[Directive] Filter out everything except lines holding "fördern".

[Data supplied]

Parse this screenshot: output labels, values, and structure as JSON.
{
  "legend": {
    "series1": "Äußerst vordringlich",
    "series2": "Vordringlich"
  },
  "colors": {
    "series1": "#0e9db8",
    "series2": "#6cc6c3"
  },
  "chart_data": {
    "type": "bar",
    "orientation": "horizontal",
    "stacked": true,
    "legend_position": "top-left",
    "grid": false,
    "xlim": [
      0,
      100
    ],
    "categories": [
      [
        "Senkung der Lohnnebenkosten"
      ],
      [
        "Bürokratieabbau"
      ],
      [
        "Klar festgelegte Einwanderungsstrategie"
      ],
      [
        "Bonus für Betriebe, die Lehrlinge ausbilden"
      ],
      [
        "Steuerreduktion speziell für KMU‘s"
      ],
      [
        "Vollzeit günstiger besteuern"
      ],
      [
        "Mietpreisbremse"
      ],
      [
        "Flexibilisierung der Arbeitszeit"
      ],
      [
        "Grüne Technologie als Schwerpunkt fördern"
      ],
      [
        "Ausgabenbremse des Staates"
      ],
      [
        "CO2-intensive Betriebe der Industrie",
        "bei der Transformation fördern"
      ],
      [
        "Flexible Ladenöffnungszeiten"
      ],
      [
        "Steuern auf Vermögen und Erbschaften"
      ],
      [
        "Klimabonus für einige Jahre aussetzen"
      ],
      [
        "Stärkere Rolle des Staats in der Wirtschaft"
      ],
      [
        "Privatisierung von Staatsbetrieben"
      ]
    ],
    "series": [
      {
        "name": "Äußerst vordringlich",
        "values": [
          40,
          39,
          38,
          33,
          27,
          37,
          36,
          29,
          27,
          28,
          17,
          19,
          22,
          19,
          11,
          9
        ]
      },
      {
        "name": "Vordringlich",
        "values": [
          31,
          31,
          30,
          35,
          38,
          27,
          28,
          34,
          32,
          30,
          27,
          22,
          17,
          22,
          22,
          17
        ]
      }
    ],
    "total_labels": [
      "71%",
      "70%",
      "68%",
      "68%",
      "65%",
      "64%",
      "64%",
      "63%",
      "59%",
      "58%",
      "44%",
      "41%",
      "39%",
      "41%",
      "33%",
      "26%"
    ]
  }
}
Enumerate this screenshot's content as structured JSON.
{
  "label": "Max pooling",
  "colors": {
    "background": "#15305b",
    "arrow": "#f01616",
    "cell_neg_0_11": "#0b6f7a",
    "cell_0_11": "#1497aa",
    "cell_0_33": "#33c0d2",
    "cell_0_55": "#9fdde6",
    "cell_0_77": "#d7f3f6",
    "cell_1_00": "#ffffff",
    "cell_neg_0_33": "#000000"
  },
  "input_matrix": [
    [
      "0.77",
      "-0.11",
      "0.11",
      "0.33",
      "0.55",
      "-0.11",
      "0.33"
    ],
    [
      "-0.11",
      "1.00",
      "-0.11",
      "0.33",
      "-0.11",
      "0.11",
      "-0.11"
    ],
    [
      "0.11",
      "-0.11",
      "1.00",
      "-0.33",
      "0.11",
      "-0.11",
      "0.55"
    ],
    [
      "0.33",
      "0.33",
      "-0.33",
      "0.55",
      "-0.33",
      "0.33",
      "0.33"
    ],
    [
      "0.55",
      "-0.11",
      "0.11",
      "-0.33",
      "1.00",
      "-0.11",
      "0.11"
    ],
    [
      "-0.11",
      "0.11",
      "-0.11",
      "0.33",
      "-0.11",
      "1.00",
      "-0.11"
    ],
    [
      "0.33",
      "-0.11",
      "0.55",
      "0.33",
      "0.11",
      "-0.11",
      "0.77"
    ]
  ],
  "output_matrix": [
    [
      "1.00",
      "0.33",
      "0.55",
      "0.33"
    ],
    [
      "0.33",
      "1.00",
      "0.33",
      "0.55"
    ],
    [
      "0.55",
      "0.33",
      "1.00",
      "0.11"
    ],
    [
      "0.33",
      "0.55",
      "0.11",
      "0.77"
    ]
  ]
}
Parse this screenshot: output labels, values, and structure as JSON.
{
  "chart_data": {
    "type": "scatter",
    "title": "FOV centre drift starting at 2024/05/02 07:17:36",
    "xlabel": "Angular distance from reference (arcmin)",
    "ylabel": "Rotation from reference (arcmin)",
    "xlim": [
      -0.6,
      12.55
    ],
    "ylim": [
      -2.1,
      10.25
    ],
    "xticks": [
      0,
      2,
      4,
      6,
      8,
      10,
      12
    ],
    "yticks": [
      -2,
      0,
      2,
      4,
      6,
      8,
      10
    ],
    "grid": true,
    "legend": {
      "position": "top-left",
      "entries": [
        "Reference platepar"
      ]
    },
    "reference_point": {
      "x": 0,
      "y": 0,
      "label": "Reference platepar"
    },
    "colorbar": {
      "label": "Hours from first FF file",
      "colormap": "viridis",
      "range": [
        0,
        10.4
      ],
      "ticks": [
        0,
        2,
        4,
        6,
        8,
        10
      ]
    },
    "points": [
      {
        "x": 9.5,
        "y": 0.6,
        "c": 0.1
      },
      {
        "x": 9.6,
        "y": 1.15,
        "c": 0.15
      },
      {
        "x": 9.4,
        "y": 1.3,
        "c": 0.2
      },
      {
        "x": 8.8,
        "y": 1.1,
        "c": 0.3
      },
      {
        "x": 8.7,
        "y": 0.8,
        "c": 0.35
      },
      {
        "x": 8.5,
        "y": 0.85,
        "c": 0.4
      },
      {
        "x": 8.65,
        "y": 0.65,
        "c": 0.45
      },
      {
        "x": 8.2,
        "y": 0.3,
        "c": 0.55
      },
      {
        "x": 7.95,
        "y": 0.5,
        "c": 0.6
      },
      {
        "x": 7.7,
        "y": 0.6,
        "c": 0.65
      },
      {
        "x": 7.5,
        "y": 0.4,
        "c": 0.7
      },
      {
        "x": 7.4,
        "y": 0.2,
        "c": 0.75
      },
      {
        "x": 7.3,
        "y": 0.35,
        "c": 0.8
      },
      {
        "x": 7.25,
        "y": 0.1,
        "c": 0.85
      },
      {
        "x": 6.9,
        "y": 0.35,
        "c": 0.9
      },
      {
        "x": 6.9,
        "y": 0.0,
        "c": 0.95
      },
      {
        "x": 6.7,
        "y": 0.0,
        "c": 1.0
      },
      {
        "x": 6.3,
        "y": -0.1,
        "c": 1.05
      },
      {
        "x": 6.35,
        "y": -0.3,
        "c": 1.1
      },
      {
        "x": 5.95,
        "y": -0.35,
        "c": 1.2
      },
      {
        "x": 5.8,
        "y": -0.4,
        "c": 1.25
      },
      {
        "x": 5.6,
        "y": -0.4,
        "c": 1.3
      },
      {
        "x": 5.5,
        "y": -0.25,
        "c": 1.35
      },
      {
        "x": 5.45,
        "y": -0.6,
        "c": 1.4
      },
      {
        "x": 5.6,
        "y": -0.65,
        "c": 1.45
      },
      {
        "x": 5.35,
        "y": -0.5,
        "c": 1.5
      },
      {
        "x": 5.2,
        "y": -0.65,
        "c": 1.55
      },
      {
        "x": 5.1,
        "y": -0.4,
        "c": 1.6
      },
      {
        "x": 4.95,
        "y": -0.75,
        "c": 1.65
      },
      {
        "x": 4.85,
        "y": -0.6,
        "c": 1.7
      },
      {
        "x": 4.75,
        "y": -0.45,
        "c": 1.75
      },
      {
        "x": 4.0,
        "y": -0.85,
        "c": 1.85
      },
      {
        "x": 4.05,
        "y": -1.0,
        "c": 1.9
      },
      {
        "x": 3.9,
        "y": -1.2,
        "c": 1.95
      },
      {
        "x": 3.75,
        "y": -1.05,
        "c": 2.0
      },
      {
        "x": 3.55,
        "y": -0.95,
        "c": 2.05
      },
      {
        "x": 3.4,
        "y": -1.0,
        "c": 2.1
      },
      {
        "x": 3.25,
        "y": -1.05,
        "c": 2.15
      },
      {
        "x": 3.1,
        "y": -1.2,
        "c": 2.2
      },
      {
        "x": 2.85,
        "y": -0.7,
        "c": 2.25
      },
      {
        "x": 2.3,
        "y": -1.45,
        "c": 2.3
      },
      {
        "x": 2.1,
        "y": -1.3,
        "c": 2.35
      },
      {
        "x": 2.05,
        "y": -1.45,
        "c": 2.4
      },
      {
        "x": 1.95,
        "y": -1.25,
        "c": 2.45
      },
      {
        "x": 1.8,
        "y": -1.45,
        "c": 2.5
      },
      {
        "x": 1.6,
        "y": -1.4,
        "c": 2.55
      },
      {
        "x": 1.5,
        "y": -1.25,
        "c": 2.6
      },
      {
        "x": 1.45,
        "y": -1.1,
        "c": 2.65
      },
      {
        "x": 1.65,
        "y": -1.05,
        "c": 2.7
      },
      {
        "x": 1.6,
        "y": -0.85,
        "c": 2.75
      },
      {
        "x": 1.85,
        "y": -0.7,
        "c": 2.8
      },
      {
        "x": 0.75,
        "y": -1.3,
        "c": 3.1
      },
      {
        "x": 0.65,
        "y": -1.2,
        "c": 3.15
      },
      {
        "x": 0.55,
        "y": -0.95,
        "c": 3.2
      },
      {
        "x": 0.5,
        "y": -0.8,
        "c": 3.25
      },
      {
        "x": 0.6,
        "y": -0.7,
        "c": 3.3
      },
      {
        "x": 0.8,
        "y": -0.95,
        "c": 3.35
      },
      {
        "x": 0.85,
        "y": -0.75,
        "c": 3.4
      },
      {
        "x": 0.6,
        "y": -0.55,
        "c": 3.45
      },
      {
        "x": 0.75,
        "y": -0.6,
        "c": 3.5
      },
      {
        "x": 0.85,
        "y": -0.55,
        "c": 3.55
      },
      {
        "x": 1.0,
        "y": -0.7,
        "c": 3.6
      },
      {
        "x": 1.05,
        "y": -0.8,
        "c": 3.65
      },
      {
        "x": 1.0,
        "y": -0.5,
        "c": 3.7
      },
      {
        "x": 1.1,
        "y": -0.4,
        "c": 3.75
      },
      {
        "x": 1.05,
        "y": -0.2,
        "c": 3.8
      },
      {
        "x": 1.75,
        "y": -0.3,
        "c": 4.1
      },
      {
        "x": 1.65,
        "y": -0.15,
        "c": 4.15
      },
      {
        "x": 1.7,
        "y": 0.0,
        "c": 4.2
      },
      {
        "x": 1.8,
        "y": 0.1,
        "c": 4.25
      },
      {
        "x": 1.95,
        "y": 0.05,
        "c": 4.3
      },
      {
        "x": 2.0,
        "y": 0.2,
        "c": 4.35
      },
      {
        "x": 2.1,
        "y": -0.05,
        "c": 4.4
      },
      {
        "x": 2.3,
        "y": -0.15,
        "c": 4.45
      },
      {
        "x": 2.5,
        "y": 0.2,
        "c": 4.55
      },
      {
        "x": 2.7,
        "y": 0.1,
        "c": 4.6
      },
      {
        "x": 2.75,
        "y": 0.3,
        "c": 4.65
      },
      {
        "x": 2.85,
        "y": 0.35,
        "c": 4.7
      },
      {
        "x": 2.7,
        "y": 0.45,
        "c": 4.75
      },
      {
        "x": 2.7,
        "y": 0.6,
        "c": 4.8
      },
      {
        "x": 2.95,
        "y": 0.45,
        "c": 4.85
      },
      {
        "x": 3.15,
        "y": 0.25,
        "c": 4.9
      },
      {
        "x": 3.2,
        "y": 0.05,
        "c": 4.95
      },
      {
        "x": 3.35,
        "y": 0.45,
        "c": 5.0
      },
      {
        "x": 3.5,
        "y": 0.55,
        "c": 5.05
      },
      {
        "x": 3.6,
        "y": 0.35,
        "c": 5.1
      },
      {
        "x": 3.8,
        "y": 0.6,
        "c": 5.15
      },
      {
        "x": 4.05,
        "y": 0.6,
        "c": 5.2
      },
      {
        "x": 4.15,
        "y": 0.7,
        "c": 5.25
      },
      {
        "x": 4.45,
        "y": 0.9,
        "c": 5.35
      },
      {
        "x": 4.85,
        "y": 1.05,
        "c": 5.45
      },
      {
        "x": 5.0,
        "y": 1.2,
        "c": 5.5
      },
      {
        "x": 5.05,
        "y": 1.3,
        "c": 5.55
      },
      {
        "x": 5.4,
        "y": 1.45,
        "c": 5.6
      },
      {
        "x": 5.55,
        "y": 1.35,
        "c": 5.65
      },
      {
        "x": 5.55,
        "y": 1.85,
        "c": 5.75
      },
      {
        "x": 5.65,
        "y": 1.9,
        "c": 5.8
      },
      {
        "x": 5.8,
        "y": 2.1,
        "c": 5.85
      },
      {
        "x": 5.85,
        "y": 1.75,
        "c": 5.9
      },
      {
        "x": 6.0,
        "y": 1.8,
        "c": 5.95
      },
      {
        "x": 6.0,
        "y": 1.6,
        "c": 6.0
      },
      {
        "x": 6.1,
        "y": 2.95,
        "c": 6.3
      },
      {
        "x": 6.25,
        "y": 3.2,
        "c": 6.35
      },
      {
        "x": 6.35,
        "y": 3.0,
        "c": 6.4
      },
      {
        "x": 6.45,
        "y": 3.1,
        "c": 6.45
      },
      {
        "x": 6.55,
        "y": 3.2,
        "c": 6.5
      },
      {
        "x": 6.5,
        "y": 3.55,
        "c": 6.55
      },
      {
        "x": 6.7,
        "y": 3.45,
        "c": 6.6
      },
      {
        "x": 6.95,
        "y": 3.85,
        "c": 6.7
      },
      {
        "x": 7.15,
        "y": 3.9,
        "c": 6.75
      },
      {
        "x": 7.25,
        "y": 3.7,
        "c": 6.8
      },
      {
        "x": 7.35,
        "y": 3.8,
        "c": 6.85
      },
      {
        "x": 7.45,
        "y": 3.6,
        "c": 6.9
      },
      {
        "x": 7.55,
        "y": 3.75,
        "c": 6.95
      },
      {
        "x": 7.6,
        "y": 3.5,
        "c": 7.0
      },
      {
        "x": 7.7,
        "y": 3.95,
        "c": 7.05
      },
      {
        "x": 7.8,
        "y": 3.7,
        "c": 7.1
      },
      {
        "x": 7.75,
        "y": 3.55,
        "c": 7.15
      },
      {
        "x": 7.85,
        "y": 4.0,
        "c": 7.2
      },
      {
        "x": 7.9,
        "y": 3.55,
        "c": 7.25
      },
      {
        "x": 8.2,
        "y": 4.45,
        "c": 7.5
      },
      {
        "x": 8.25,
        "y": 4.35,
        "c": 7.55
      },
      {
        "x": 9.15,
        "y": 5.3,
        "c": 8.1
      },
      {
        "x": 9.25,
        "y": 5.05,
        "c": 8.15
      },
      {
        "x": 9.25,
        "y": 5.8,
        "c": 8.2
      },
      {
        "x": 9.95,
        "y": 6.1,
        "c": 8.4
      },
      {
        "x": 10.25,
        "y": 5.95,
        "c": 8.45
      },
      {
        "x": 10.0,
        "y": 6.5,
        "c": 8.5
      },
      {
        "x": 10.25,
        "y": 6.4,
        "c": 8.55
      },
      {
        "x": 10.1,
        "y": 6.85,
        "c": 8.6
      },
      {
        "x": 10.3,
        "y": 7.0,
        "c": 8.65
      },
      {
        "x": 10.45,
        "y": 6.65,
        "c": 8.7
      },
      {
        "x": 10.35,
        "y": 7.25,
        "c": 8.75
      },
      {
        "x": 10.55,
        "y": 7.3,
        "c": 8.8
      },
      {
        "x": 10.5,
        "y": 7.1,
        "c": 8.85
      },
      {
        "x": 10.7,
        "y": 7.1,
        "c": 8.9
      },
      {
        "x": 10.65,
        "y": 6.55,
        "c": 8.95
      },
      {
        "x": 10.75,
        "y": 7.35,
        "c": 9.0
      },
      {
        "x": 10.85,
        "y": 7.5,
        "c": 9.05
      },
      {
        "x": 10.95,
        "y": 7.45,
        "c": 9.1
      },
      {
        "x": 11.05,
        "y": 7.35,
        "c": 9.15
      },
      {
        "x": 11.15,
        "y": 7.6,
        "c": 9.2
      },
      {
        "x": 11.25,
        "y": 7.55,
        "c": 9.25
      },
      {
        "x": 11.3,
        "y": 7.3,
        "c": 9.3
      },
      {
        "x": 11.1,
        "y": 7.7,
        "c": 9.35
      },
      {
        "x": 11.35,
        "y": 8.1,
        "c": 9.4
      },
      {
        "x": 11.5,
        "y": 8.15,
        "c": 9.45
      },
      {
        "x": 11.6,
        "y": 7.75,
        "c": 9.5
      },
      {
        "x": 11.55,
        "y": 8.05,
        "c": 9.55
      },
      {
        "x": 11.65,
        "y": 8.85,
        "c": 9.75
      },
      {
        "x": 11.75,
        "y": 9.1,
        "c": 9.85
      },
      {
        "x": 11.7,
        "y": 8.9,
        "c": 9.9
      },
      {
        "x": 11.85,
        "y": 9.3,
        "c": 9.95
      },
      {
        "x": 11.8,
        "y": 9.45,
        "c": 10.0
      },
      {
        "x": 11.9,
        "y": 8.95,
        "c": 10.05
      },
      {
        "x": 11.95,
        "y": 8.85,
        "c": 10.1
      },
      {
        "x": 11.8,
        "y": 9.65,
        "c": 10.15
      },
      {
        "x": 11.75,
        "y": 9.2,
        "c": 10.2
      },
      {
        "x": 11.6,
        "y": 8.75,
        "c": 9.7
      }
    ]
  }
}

[Exercise result]
        "Grüne Technologie als Schwerpunkt fördern"
        "bei der Transformation fördern"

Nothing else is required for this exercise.